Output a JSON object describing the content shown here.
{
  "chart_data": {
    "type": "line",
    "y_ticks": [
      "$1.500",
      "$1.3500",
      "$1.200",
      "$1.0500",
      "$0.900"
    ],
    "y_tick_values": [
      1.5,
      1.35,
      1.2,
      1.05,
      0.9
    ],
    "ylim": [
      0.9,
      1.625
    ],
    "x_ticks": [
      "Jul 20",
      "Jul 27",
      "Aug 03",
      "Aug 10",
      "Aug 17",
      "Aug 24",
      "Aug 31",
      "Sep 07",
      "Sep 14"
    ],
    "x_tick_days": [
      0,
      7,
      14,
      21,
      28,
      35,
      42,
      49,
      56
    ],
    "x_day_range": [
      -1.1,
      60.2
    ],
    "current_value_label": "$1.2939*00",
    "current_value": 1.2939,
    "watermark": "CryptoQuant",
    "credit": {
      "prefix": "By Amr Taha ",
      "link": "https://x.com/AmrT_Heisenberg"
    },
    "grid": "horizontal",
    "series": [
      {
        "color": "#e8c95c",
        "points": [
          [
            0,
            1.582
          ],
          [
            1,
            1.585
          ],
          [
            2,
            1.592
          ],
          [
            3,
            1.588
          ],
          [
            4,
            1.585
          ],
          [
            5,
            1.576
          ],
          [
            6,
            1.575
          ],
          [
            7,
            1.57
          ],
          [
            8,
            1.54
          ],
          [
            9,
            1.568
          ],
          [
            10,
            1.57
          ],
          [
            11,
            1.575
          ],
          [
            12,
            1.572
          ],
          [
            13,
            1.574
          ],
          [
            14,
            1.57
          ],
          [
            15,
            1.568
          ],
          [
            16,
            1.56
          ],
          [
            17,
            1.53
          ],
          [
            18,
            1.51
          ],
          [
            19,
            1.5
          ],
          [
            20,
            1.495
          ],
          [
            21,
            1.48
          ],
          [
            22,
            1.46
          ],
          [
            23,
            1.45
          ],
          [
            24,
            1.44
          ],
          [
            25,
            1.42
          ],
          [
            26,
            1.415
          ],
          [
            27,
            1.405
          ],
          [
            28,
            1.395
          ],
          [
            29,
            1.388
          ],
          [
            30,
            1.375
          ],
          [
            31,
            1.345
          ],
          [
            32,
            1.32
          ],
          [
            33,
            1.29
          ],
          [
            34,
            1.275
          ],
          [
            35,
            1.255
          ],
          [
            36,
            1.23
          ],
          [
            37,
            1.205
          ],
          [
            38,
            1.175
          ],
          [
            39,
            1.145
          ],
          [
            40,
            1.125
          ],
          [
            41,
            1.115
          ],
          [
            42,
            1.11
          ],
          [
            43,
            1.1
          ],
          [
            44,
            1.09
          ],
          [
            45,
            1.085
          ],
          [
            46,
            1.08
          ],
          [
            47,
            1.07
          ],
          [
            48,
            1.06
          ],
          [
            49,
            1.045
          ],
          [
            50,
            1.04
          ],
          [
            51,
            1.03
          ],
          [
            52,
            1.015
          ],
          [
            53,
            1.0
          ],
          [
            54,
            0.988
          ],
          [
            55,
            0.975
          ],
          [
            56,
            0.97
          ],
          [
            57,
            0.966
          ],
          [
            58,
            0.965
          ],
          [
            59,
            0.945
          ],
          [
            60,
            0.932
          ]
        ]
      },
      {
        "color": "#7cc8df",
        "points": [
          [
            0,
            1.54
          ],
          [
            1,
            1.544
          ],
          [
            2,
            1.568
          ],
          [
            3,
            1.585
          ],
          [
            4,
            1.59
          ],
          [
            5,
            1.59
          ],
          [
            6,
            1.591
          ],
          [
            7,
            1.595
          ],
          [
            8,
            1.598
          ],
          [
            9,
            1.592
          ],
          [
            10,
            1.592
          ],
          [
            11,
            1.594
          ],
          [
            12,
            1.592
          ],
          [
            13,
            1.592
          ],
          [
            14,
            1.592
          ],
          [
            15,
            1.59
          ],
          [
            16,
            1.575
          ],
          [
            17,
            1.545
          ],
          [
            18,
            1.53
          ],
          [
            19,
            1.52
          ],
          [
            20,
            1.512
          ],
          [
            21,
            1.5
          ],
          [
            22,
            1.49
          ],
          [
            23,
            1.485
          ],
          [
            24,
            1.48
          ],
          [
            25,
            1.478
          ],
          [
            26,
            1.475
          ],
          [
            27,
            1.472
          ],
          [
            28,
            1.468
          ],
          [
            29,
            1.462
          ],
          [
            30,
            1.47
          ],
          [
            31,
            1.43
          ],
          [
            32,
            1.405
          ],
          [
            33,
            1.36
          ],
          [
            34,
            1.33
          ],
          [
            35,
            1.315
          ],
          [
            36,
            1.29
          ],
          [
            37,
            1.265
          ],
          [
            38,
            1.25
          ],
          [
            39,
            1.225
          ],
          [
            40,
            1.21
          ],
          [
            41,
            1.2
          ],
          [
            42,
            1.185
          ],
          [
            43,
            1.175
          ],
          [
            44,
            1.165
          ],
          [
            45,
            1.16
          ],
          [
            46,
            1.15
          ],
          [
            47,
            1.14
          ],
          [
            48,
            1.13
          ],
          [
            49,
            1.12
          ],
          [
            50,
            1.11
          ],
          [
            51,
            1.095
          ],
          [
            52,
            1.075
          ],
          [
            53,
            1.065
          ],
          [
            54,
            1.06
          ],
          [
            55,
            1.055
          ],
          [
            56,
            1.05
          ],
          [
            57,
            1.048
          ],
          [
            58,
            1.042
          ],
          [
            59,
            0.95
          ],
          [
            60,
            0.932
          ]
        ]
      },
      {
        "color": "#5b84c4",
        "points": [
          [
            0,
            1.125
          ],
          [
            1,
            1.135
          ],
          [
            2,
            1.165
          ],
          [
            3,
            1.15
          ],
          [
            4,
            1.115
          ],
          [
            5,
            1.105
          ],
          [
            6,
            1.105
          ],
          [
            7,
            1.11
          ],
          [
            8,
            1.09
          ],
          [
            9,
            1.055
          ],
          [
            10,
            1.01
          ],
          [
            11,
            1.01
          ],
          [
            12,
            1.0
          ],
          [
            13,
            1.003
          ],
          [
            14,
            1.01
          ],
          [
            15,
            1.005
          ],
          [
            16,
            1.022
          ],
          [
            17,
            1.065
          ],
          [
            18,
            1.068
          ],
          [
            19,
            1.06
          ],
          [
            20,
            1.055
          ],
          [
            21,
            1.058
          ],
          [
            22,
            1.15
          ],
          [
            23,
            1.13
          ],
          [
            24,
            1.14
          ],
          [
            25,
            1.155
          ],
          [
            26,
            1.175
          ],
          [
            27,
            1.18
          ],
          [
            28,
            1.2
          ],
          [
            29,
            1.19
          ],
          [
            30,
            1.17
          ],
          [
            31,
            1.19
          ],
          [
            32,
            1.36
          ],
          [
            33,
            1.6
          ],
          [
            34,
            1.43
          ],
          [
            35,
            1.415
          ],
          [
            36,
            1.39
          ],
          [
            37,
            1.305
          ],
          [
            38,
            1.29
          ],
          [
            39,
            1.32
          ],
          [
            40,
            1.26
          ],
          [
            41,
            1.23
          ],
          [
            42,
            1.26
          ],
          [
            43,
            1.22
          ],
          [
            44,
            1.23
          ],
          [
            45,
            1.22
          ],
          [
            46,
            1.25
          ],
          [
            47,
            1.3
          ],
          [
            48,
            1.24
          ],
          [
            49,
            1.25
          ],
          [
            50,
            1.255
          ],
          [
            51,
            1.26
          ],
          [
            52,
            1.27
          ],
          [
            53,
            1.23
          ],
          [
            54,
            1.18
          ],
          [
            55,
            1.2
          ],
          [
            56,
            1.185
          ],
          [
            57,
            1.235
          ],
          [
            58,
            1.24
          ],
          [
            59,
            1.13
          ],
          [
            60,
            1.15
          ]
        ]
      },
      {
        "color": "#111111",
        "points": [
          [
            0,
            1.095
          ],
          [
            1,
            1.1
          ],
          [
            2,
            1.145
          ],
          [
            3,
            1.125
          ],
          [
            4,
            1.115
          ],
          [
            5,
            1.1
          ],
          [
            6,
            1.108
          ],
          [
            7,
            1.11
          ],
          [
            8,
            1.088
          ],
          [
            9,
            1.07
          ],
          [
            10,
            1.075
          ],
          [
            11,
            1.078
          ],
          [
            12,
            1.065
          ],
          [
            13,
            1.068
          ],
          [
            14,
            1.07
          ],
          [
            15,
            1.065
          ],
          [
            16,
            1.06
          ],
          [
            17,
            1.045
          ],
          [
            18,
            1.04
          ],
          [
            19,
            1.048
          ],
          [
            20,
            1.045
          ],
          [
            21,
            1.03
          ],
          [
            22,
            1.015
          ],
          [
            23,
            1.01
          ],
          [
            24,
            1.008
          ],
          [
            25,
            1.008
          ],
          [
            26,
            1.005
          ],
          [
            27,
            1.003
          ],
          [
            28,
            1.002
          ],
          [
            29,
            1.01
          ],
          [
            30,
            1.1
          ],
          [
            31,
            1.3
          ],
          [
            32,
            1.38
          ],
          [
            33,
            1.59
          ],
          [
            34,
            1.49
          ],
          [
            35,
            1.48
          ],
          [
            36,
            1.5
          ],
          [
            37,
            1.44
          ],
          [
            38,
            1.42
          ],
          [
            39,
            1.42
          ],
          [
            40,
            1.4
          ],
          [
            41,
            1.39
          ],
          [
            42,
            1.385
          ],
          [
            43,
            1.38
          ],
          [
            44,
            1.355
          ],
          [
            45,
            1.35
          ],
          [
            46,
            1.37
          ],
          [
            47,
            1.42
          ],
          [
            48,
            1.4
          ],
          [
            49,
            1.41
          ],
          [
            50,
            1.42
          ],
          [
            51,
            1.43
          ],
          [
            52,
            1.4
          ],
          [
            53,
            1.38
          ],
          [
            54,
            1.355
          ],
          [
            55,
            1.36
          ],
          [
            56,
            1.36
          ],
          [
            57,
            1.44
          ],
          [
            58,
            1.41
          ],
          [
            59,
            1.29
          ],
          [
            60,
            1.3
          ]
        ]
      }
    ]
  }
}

Given request: Determine how many lines of the entries above carry the string "color", and give that number alone.

Answer to the problem: 4